■ EXCERPTED DATA
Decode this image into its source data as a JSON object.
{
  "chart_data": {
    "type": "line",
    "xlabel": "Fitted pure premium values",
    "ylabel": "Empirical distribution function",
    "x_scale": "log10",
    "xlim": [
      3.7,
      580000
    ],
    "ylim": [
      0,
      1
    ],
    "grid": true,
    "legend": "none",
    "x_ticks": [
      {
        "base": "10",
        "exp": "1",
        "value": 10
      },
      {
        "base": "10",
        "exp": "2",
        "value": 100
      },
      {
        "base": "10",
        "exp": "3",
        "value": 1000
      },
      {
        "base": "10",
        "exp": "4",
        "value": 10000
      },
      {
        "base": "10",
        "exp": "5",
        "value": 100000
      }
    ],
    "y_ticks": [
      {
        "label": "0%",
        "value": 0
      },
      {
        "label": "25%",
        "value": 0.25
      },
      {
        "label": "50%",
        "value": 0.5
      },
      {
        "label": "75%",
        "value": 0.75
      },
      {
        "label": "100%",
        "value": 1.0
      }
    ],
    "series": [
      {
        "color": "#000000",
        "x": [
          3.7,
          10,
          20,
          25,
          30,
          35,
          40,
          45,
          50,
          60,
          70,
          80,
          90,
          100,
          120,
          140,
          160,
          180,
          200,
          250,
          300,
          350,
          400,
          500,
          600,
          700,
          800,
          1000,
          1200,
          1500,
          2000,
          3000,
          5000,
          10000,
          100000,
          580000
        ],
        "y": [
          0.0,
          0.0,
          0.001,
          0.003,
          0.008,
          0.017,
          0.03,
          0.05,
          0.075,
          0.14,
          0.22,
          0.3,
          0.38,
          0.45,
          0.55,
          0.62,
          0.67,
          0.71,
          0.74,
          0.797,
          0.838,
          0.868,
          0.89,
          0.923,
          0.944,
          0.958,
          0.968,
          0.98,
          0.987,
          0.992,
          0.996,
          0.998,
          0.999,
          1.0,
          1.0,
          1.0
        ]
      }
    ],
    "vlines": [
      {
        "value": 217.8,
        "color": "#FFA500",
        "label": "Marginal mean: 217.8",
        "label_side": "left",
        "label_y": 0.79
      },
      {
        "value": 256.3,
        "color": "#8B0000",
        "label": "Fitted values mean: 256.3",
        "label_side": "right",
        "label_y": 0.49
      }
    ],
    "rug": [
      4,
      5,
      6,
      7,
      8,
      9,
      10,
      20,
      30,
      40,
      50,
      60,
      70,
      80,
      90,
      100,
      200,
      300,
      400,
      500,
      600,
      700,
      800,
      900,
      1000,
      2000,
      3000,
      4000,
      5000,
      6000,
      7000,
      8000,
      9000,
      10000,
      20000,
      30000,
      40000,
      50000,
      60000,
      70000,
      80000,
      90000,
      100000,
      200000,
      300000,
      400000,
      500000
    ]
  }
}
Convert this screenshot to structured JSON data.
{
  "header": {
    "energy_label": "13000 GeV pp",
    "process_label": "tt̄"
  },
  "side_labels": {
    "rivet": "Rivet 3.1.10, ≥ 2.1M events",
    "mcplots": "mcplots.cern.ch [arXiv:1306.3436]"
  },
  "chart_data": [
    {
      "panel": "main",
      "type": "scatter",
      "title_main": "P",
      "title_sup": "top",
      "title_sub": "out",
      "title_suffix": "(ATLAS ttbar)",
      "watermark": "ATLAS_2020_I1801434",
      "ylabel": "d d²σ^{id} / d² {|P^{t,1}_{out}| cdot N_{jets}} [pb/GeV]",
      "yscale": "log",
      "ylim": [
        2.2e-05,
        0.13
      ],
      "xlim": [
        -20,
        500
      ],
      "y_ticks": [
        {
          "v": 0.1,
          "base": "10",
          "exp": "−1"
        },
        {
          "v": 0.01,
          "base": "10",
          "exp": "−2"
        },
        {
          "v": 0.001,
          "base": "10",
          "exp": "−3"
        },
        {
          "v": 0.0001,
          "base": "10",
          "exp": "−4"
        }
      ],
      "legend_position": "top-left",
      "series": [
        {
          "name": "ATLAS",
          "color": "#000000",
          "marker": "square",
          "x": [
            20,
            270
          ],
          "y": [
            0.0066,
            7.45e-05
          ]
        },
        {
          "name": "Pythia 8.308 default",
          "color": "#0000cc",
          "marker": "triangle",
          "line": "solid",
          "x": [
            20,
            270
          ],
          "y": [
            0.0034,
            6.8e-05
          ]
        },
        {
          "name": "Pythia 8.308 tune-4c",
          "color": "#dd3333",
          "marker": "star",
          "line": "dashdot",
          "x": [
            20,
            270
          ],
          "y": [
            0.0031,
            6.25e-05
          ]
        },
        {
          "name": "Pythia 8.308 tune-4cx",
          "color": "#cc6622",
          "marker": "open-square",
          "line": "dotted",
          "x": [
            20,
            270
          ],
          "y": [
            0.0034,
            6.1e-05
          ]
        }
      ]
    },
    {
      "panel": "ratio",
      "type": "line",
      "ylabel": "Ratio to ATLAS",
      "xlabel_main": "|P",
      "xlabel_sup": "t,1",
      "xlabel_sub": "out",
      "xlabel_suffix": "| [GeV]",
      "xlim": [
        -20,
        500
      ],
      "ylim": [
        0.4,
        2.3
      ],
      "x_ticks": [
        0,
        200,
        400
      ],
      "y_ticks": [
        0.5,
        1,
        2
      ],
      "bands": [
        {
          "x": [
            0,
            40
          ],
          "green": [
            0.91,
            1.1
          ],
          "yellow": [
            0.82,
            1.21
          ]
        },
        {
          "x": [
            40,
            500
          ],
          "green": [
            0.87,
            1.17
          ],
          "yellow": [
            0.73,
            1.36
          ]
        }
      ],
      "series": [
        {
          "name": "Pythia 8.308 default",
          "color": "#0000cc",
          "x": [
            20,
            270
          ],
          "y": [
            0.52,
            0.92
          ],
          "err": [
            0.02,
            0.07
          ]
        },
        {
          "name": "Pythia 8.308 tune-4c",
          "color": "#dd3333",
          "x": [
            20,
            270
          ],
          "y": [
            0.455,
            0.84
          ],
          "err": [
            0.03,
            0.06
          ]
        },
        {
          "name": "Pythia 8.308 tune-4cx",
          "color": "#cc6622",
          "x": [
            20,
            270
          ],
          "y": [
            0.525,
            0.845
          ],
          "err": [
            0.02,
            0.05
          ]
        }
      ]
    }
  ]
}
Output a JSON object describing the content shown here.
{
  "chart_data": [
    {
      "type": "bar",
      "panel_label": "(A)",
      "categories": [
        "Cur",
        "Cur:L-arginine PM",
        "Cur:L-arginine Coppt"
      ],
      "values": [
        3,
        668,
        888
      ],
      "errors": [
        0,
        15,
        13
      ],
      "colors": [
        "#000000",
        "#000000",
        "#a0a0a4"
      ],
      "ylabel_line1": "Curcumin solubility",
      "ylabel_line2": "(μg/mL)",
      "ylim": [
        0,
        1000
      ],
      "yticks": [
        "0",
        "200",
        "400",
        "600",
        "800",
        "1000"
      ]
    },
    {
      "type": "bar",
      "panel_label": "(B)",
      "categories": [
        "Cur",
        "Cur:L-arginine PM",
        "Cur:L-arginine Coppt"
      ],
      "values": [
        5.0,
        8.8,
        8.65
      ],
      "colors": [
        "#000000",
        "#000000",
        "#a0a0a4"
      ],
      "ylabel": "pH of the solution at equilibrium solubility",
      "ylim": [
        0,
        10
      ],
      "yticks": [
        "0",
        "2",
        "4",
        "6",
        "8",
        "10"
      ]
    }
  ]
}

■ STATED PROBLEM
Exactly reproduce every record.

■ ANSWER TO THE TASK
Decode this image into its source data as a JSON object.
{
  "chart_data": {
    "type": "line",
    "xlabel": "Fitted pure premium values",
    "ylabel": "Empirical distribution function",
    "x_scale": "log10",
    "xlim": [
      3.7,
      580000
    ],
    "ylim": [
      0,
      1
    ],
    "grid": true,
    "legend": "none",
    "x_ticks": [
      {
        "base": "10",
        "exp": "1",
        "value": 10
      },
      {
        "base": "10",
        "exp": "2",
        "value": 100
      },
      {
        "base": "10",
        "exp": "3",
        "value": 1000
      },
      {
        "base": "10",
        "exp": "4",
        "value": 10000
      },
      {
        "base": "10",
        "exp": "5",
        "value": 100000
      }
    ],
    "y_ticks": [
      {
        "label": "0%",
        "value": 0
      },
      {
        "label": "25%",
        "value": 0.25
      },
      {
        "label": "50%",
        "value": 0.5
      },
      {
        "label": "75%",
        "value": 0.75
      },
      {
        "label": "100%",
        "value": 1.0
      }
    ],
    "series": [
      {
        "color": "#000000",
        "x": [
          3.7,
          10,
          20,
          25,
          30,
          35,
          40,
          45,
          50,
          60,
          70,
          80,
          90,
          100,
          120,
          140,
          160,
          180,
          200,
          250,
          300,
          350,
          400,
          500,
          600,
          700,
          800,
          1000,
          1200,
          1500,
          2000,
          3000,
          5000,
          10000,
          100000,
          580000
        ],
        "y": [
          0.0,
          0.0,
          0.001,
          0.003,
          0.008,
          0.017,
          0.03,
          0.05,
          0.075,
          0.14,
          0.22,
          0.3,
          0.38,
          0.45,
          0.55,
          0.62,
          0.67,
          0.71,
          0.74,
          0.797,
          0.838,
          0.868,
          0.89,
          0.923,
          0.944,
          0.958,
          0.968,
          0.98,
          0.987,
          0.992,
          0.996,
          0.998,
          0.999,
          1.0,
          1.0,
          1.0
        ]
      }
    ],
    "vlines": [
      {
        "value": 217.8,
        "color": "#FFA500",
        "label": "Marginal mean: 217.8",
        "label_side": "left",
        "label_y": 0.79
      },
      {
        "value": 256.3,
        "color": "#8B0000",
        "label": "Fitted values mean: 256.3",
        "label_side": "right",
        "label_y": 0.49
      }
    ],
    "rug": [
      4,
      5,
      6,
      7,
      8,
      9,
      10,
      20,
      30,
      40,
      50,
      60,
      70,
      80,
      90,
      100,
      200,
      300,
      400,
      500,
      600,
      700,
      800,
      900,
      1000,
      2000,
      3000,
      4000,
      5000,
      6000,
      7000,
      8000,
      9000,
      10000,
      20000,
      30000,
      40000,
      50000,
      60000,
      70000,
      80000,
      90000,
      100000,
      200000,
      300000,
      400000,
      500000
    ]
  }
}
Convert this screenshot to structured JSON data.
{
  "header": {
    "energy_label": "13000 GeV pp",
    "process_label": "tt̄"
  },
  "side_labels": {
    "rivet": "Rivet 3.1.10, ≥ 2.1M events",
    "mcplots": "mcplots.cern.ch [arXiv:1306.3436]"
  },
  "chart_data": [
    {
      "panel": "main",
      "type": "scatter",
      "title_main": "P",
      "title_sup": "top",
      "title_sub": "out",
      "title_suffix": "(ATLAS ttbar)",
      "watermark": "ATLAS_2020_I1801434",
      "ylabel": "d d²σ^{id} / d² {|P^{t,1}_{out}| cdot N_{jets}} [pb/GeV]",
      "yscale": "log",
      "ylim": [
        2.2e-05,
        0.13
      ],
      "xlim": [
        -20,
        500
      ],
      "y_ticks": [
        {
          "v": 0.1,
          "base": "10",
          "exp": "−1"
        },
        {
          "v": 0.01,
          "base": "10",
          "exp": "−2"
        },
        {
          "v": 0.001,
          "base": "10",
          "exp": "−3"
        },
        {
          "v": 0.0001,
          "base": "10",
          "exp": "−4"
        }
      ],
      "legend_position": "top-left",
      "series": [
        {
          "name": "ATLAS",
          "color": "#000000",
          "marker": "square",
          "x": [
            20,
            270
          ],
          "y": [
            0.0066,
            7.45e-05
          ]
        },
        {
          "name": "Pythia 8.308 default",
          "color": "#0000cc",
          "marker": "triangle",
          "line": "solid",
          "x": [
            20,
            270
          ],
          "y": [
            0.0034,
            6.8e-05
          ]
        },
        {
          "name": "Pythia 8.308 tune-4c",
          "color": "#dd3333",
          "marker": "star",
          "line": "dashdot",
          "x": [
            20,
            270
          ],
          "y": [
            0.0031,
            6.25e-05
          ]
        },
        {
          "name": "Pythia 8.308 tune-4cx",
          "color": "#cc6622",
          "marker": "open-square",
          "line": "dotted",
          "x": [
            20,
            270
          ],
          "y": [
            0.0034,
            6.1e-05
          ]
        }
      ]
    },
    {
      "panel": "ratio",
      "type": "line",
      "ylabel": "Ratio to ATLAS",
      "xlabel_main": "|P",
      "xlabel_sup": "t,1",
      "xlabel_sub": "out",
      "xlabel_suffix": "| [GeV]",
      "xlim": [
        -20,
        500
      ],
      "ylim": [
        0.4,
        2.3
      ],
      "x_ticks": [
        0,
        200,
        400
      ],
      "y_ticks": [
        0.5,
        1,
        2
      ],
      "bands": [
        {
          "x": [
            0,
            40
          ],
          "green": [
            0.91,
            1.1
          ],
          "yellow": [
            0.82,
            1.21
          ]
        },
        {
          "x": [
            40,
            500
          ],
          "green": [
            0.87,
            1.17
          ],
          "yellow": [
            0.73,
            1.36
          ]
        }
      ],
      "series": [
        {
          "name": "Pythia 8.308 default",
          "color": "#0000cc",
          "x": [
            20,
            270
          ],
          "y": [
            0.52,
            0.92
          ],
          "err": [
            0.02,
            0.07
          ]
        },
        {
          "name": "Pythia 8.308 tune-4c",
          "color": "#dd3333",
          "x": [
            20,
            270
          ],
          "y": [
            0.455,
            0.84
          ],
          "err": [
            0.03,
            0.06
          ]
        },
        {
          "name": "Pythia 8.308 tune-4cx",
          "color": "#cc6622",
          "x": [
            20,
            270
          ],
          "y": [
            0.525,
            0.845
          ],
          "err": [
            0.02,
            0.05
          ]
        }
      ]
    }
  ]
}
Output a JSON object describing the content shown here.
{
  "chart_data": [
    {
      "type": "bar",
      "panel_label": "(A)",
      "categories": [
        "Cur",
        "Cur:L-arginine PM",
        "Cur:L-arginine Coppt"
      ],
      "values": [
        3,
        668,
        888
      ],
      "errors": [
        0,
        15,
        13
      ],
      "colors": [
        "#000000",
        "#000000",
        "#a0a0a4"
      ],
      "ylabel_line1": "Curcumin solubility",
      "ylabel_line2": "(μg/mL)",
      "ylim": [
        0,
        1000
      ],
      "yticks": [
        "0",
        "200",
        "400",
        "600",
        "800",
        "1000"
      ]
    },
    {
      "type": "bar",
      "panel_label": "(B)",
      "categories": [
        "Cur",
        "Cur:L-arginine PM",
        "Cur:L-arginine Coppt"
      ],
      "values": [
        5.0,
        8.8,
        8.65
      ],
      "colors": [
        "#000000",
        "#000000",
        "#a0a0a4"
      ],
      "ylabel": "pH of the solution at equilibrium solubility",
      "ylim": [
        0,
        10
      ],
      "yticks": [
        "0",
        "2",
        "4",
        "6",
        "8",
        "10"
      ]
    }
  ]
}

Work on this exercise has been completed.